**Selected text**
Bone marrow-derived extracellular vesicles from multiple myeloma patients promote adaptive immune dysfunction via HLA-G, PD-1, and PD-L1.

INTRODUCTION

Extracellular vesicles (EVs) are critical mediators of intercellular communication and contribute to cancer progression and immune regulation.

METHODS

We characterized EVs isolated from bone marrow (BM) plasma harvested from healthy donors and patients affected by Multiple Myeloma (MM) by Nano Tracking Analysis and by flow cytometry.

RESULTS

EVs from MM patients were significantly more abundant and enriched in CD138, supporting their partial origin from malignant plasma cells, with additional input from BM resident cells, including monocytes and NK cells. Phenotypic profiling revealed increased expression of immune checkpoint molecules HLA-G, PD-1, and PD-L1 on MM-derived EVs compared to healthy controls. Functionally, MM-EVs suppressed Staphylococcal enterotoxin B (SEB)-induced T cell activation, as evidenced by reduced IFN-γ production and CD4 T cell proliferation. Such effects were partially reversed by HLA-G blockade. Moreover, MM-derived EVs modulated cytokine secretion profiles suppressing IL-2, IFN-α, TNF-α, and IL-6, and enhancing GM-CSF, with some changes attributed to HLA-G and PD-L1 activity. Transcriptomic analysis showed higher HLA-G expression in patients with gain of chromosome 1q, suggesting a link between high-risk cytogenetics and EV-driven immune suppression. While clinical correlations were not observed, likely due to limited sample size, these findings underscore the immunosuppressive role of MM-derived EVs.

DISCUSSION

HLA-G, PD-1, and PD-L1 EVs contribute to immune dysfunction in MM and represent promising targets to restore anti-tumor immunity.

**Source data**
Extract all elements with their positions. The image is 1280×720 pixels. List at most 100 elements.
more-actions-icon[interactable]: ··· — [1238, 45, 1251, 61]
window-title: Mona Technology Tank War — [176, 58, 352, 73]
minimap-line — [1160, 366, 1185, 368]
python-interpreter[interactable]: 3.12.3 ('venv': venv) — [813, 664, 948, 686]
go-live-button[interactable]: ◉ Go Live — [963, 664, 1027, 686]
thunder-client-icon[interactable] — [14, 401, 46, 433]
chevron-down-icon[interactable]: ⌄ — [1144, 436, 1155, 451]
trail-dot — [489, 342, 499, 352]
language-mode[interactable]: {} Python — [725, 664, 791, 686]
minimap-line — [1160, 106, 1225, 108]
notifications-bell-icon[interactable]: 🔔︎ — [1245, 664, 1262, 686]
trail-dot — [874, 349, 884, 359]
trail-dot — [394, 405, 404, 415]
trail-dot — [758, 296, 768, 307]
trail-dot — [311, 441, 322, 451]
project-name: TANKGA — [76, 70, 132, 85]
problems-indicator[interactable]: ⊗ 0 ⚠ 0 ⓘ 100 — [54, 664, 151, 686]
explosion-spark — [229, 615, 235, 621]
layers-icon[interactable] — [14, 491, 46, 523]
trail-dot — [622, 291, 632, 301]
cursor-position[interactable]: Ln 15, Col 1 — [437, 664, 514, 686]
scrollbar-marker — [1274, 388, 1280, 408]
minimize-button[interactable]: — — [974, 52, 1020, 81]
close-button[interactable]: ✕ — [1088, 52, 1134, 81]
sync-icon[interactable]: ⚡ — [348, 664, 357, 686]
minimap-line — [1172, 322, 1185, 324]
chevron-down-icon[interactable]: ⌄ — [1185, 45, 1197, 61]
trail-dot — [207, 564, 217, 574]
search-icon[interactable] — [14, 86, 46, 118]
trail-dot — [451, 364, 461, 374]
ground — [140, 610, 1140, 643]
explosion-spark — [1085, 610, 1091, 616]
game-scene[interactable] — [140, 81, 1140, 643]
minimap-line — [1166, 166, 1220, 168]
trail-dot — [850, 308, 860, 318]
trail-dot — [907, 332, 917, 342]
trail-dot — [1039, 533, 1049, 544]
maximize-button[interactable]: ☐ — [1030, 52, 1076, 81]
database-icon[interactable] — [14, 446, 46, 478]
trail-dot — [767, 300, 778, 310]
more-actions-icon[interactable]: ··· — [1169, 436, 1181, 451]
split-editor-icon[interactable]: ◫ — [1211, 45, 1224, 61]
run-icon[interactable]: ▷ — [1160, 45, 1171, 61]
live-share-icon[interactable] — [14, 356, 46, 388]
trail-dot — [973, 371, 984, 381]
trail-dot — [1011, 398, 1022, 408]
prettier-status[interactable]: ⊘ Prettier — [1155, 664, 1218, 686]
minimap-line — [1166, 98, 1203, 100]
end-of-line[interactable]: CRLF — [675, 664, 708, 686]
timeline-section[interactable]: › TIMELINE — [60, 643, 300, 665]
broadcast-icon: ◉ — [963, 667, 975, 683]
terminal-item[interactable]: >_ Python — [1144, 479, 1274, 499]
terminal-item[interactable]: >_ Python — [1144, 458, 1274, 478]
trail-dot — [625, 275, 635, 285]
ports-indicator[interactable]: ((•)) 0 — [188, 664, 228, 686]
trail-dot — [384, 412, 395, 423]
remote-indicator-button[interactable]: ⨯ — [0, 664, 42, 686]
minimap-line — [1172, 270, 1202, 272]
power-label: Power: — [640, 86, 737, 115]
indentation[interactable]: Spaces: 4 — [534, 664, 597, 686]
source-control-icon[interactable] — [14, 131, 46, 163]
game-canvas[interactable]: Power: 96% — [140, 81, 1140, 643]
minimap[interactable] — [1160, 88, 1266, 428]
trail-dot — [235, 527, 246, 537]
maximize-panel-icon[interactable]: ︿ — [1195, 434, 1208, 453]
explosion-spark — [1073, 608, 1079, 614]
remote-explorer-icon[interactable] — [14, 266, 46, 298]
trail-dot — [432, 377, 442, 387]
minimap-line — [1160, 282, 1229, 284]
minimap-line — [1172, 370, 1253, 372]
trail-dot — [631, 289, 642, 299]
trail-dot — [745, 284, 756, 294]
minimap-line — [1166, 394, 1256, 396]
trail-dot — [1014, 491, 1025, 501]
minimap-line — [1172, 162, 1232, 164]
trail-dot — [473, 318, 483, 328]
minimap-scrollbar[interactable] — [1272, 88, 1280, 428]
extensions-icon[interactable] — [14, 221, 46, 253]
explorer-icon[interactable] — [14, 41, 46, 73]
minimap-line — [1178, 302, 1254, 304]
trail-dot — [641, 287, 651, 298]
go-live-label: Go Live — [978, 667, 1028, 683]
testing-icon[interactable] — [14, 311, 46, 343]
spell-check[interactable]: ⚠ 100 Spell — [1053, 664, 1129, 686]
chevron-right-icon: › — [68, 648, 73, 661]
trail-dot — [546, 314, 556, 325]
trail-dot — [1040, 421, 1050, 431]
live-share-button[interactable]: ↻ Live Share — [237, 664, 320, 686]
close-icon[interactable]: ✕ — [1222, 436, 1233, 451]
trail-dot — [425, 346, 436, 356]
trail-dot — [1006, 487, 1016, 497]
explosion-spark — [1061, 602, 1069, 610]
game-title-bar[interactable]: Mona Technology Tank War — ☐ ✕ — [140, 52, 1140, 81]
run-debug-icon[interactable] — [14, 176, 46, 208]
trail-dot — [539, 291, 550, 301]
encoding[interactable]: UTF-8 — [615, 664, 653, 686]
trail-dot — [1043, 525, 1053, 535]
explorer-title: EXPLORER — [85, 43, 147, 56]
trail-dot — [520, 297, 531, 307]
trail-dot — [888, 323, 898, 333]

**To do**
Summarize the multiple myeloma abstract above in two sentences.

**Result of this task**
Extracellular vesicles from the bone marrow plasma of multiple myeloma patients were more abundant than those from healthy donors, were enriched in CD138, and showed higher expression of HLA-G, PD-1, and PD-L1. These vesicles suppressed SEB-induced T cell activation, which HLA-G blockade partially reversed, and altered cytokine secretion, so the three checkpoint molecules are presented as promising targets to restore anti-tumor immunity.